▸ Task description
Copy out the listing that follows, exactly, without its pictures.

#### Data shown

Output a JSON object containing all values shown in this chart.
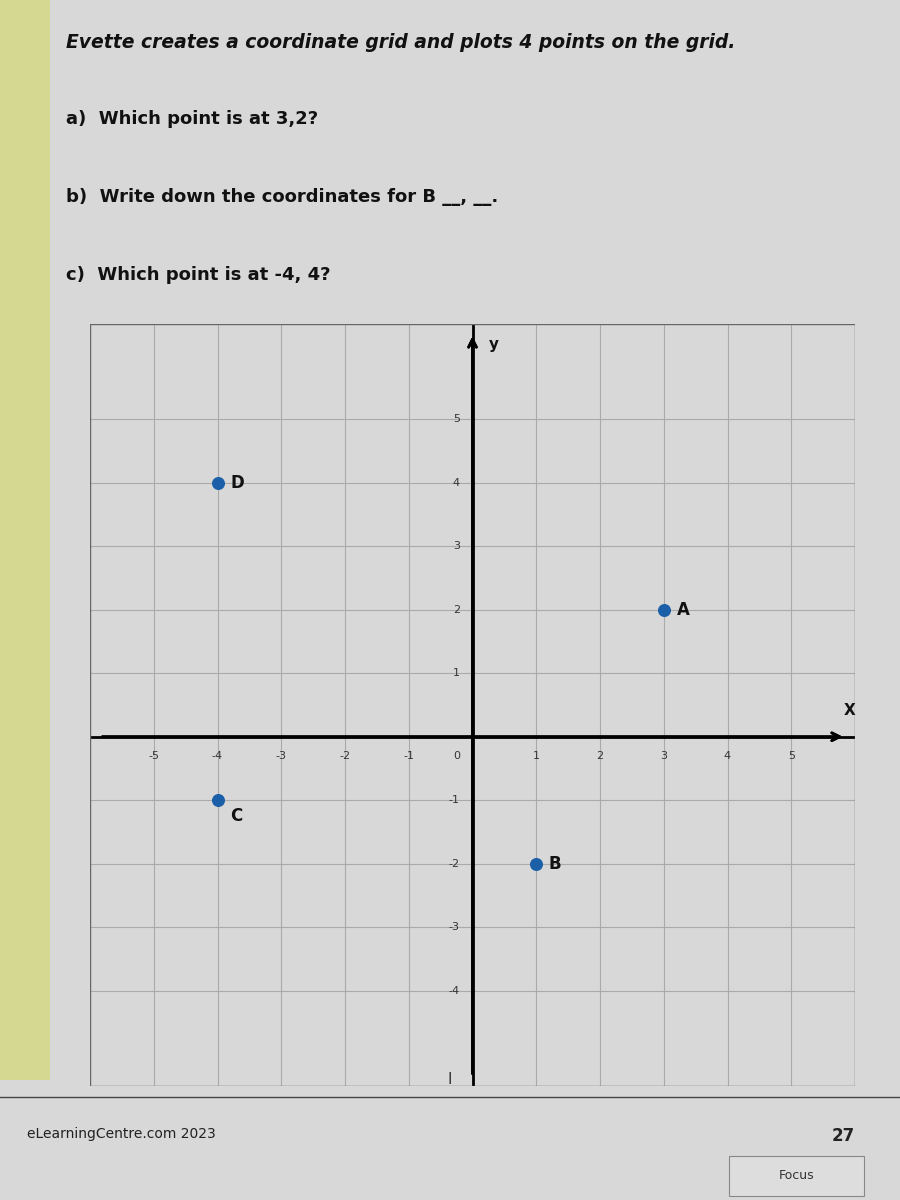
{
  "title_line1": "Evette creates a coordinate grid and plots 4 points on the grid.",
  "question_a": "a)  Which point is at 3,2?",
  "question_b": "b)  Write down the coordinates for B __, __.",
  "question_c": "c)  Which point is at -4, 4?",
  "points": {
    "A": [
      3,
      2
    ],
    "B": [
      1,
      -2
    ],
    "C": [
      -4,
      -1
    ],
    "D": [
      -4,
      4
    ]
  },
  "point_color": "#1a5fa8",
  "point_size": 70,
  "axis_color": "#000000",
  "grid_color": "#aaaaaa",
  "grid_linewidth": 0.8,
  "axis_linewidth": 2.0,
  "xlim": [
    -6,
    6
  ],
  "ylim": [
    -5.5,
    6.5
  ],
  "xticks": [
    -5,
    -4,
    -3,
    -2,
    -1,
    0,
    1,
    2,
    3,
    4,
    5
  ],
  "yticks": [
    -4,
    -3,
    -2,
    -1,
    0,
    1,
    2,
    3,
    4,
    5
  ],
  "grid_xmin": -5.5,
  "grid_xmax": 5.5,
  "grid_ymin": -5.0,
  "grid_ymax": 5.5,
  "tick_fontsize": 8,
  "xlabel": "X",
  "ylabel": "y",
  "page_bg_color": "#d8d8d8",
  "content_bg_color": "#e8e8e5",
  "grid_bg_color": "#ffffff",
  "left_strip_color": "#d4d890",
  "footer_text": "eLearningCentre.com 2023",
  "page_number": "27",
  "focus_text": "Focus",
  "label_fontsize": 12
}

########

▸ Expected answer
Output a JSON object containing all values shown in this chart.
{
  "title_line1": "Evette creates a coordinate grid and plots 4 points on the grid.",
  "question_a": "a)  Which point is at 3,2?",
  "question_b": "b)  Write down the coordinates for B __, __.",
  "question_c": "c)  Which point is at -4, 4?",
  "points": {
    "A": [
      3,
      2
    ],
    "B": [
      1,
      -2
    ],
    "C": [
      -4,
      -1
    ],
    "D": [
      -4,
      4
    ]
  },
  "point_color": "#1a5fa8",
  "point_size": 70,
  "axis_color": "#000000",
  "grid_color": "#aaaaaa",
  "grid_linewidth": 0.8,
  "axis_linewidth": 2.0,
  "xlim": [
    -6,
    6
  ],
  "ylim": [
    -5.5,
    6.5
  ],
  "xticks": [
    -5,
    -4,
    -3,
    -2,
    -1,
    0,
    1,
    2,
    3,
    4,
    5
  ],
  "yticks": [
    -4,
    -3,
    -2,
    -1,
    0,
    1,
    2,
    3,
    4,
    5
  ],
  "grid_xmin": -5.5,
  "grid_xmax": 5.5,
  "grid_ymin": -5.0,
  "grid_ymax": 5.5,
  "tick_fontsize": 8,
  "xlabel": "X",
  "ylabel": "y",
  "page_bg_color": "#d8d8d8",
  "content_bg_color": "#e8e8e5",
  "grid_bg_color": "#ffffff",
  "left_strip_color": "#d4d890",
  "footer_text": "eLearningCentre.com 2023",
  "page_number": "27",
  "focus_text": "Focus",
  "label_fontsize": 12
}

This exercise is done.